[start Task inputs]

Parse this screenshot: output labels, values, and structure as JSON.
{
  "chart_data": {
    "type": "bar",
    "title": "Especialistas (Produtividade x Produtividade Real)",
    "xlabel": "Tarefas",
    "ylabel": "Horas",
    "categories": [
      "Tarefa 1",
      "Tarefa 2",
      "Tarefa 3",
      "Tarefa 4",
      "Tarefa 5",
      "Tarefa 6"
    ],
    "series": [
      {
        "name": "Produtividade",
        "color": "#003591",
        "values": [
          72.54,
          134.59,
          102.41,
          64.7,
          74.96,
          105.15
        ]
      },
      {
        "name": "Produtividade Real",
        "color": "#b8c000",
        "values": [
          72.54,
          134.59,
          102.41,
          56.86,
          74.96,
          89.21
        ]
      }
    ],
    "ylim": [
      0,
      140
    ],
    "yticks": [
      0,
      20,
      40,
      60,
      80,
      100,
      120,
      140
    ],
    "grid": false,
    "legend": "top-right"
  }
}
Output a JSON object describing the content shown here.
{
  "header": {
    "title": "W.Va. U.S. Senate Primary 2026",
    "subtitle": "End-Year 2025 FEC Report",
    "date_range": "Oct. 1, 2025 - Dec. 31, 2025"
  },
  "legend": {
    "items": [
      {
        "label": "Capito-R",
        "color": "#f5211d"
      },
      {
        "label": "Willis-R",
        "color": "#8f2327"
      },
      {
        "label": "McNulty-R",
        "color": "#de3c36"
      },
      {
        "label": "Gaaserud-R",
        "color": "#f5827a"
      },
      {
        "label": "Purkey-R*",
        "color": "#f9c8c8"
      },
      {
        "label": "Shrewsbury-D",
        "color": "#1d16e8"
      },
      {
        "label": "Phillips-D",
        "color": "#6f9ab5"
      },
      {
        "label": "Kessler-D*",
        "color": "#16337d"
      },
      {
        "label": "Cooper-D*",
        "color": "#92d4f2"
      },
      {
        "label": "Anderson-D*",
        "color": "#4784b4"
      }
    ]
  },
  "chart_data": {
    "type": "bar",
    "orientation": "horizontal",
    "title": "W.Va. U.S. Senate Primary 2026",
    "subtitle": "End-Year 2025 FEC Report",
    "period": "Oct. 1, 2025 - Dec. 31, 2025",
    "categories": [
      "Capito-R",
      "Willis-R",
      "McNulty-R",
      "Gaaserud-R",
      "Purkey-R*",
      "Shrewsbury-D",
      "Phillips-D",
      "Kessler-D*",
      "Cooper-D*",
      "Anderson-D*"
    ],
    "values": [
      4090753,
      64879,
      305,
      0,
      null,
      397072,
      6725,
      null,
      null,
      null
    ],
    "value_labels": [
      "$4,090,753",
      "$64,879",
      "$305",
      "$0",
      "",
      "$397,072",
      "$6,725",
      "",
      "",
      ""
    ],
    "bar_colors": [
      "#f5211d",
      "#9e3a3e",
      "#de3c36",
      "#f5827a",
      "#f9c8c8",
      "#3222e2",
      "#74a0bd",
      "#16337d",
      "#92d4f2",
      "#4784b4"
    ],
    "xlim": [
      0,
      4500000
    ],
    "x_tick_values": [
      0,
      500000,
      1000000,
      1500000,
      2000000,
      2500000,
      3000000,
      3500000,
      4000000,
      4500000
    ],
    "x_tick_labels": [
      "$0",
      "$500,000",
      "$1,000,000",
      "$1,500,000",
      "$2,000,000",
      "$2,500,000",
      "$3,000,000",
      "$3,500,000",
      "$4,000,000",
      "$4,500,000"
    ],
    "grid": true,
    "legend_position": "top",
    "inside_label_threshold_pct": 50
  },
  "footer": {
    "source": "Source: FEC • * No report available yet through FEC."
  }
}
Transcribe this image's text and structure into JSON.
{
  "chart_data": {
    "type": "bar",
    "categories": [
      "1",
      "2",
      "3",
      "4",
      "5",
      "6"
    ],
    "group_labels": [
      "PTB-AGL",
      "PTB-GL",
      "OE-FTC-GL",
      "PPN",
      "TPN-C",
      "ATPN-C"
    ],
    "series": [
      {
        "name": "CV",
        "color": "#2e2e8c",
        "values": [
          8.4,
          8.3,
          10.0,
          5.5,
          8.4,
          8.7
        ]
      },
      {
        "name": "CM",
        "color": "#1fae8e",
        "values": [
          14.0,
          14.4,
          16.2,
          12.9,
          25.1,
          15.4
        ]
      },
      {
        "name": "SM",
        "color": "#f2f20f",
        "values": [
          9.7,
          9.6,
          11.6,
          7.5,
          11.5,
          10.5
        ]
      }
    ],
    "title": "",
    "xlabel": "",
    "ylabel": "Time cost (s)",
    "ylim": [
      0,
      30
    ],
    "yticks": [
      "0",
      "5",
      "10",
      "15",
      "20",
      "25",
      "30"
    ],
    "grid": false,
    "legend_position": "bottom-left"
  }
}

[end Task inputs]

> Directions
Nothing should be left out: return all of the records exactly.

> Answer to this task
Parse this screenshot: output labels, values, and structure as JSON.
{
  "chart_data": {
    "type": "bar",
    "title": "Especialistas (Produtividade x Produtividade Real)",
    "xlabel": "Tarefas",
    "ylabel": "Horas",
    "categories": [
      "Tarefa 1",
      "Tarefa 2",
      "Tarefa 3",
      "Tarefa 4",
      "Tarefa 5",
      "Tarefa 6"
    ],
    "series": [
      {
        "name": "Produtividade",
        "color": "#003591",
        "values": [
          72.54,
          134.59,
          102.41,
          64.7,
          74.96,
          105.15
        ]
      },
      {
        "name": "Produtividade Real",
        "color": "#b8c000",
        "values": [
          72.54,
          134.59,
          102.41,
          56.86,
          74.96,
          89.21
        ]
      }
    ],
    "ylim": [
      0,
      140
    ],
    "yticks": [
      0,
      20,
      40,
      60,
      80,
      100,
      120,
      140
    ],
    "grid": false,
    "legend": "top-right"
  }
}
Output a JSON object describing the content shown here.
{
  "header": {
    "title": "W.Va. U.S. Senate Primary 2026",
    "subtitle": "End-Year 2025 FEC Report",
    "date_range": "Oct. 1, 2025 - Dec. 31, 2025"
  },
  "legend": {
    "items": [
      {
        "label": "Capito-R",
        "color": "#f5211d"
      },
      {
        "label": "Willis-R",
        "color": "#8f2327"
      },
      {
        "label": "McNulty-R",
        "color": "#de3c36"
      },
      {
        "label": "Gaaserud-R",
        "color": "#f5827a"
      },
      {
        "label": "Purkey-R*",
        "color": "#f9c8c8"
      },
      {
        "label": "Shrewsbury-D",
        "color": "#1d16e8"
      },
      {
        "label": "Phillips-D",
        "color": "#6f9ab5"
      },
      {
        "label": "Kessler-D*",
        "color": "#16337d"
      },
      {
        "label": "Cooper-D*",
        "color": "#92d4f2"
      },
      {
        "label": "Anderson-D*",
        "color": "#4784b4"
      }
    ]
  },
  "chart_data": {
    "type": "bar",
    "orientation": "horizontal",
    "title": "W.Va. U.S. Senate Primary 2026",
    "subtitle": "End-Year 2025 FEC Report",
    "period": "Oct. 1, 2025 - Dec. 31, 2025",
    "categories": [
      "Capito-R",
      "Willis-R",
      "McNulty-R",
      "Gaaserud-R",
      "Purkey-R*",
      "Shrewsbury-D",
      "Phillips-D",
      "Kessler-D*",
      "Cooper-D*",
      "Anderson-D*"
    ],
    "values": [
      4090753,
      64879,
      305,
      0,
      null,
      397072,
      6725,
      null,
      null,
      null
    ],
    "value_labels": [
      "$4,090,753",
      "$64,879",
      "$305",
      "$0",
      "",
      "$397,072",
      "$6,725",
      "",
      "",
      ""
    ],
    "bar_colors": [
      "#f5211d",
      "#9e3a3e",
      "#de3c36",
      "#f5827a",
      "#f9c8c8",
      "#3222e2",
      "#74a0bd",
      "#16337d",
      "#92d4f2",
      "#4784b4"
    ],
    "xlim": [
      0,
      4500000
    ],
    "x_tick_values": [
      0,
      500000,
      1000000,
      1500000,
      2000000,
      2500000,
      3000000,
      3500000,
      4000000,
      4500000
    ],
    "x_tick_labels": [
      "$0",
      "$500,000",
      "$1,000,000",
      "$1,500,000",
      "$2,000,000",
      "$2,500,000",
      "$3,000,000",
      "$3,500,000",
      "$4,000,000",
      "$4,500,000"
    ],
    "grid": true,
    "legend_position": "top",
    "inside_label_threshold_pct": 50
  },
  "footer": {
    "source": "Source: FEC • * No report available yet through FEC."
  }
}
Transcribe this image's text and structure into JSON.
{
  "chart_data": {
    "type": "bar",
    "categories": [
      "1",
      "2",
      "3",
      "4",
      "5",
      "6"
    ],
    "group_labels": [
      "PTB-AGL",
      "PTB-GL",
      "OE-FTC-GL",
      "PPN",
      "TPN-C",
      "ATPN-C"
    ],
    "series": [
      {
        "name": "CV",
        "color": "#2e2e8c",
        "values": [
          8.4,
          8.3,
          10.0,
          5.5,
          8.4,
          8.7
        ]
      },
      {
        "name": "CM",
        "color": "#1fae8e",
        "values": [
          14.0,
          14.4,
          16.2,
          12.9,
          25.1,
          15.4
        ]
      },
      {
        "name": "SM",
        "color": "#f2f20f",
        "values": [
          9.7,
          9.6,
          11.6,
          7.5,
          11.5,
          10.5
        ]
      }
    ],
    "title": "",
    "xlabel": "",
    "ylabel": "Time cost (s)",
    "ylim": [
      0,
      30
    ],
    "yticks": [
      "0",
      "5",
      "10",
      "15",
      "20",
      "25",
      "30"
    ],
    "grid": false,
    "legend_position": "bottom-left"
  }
}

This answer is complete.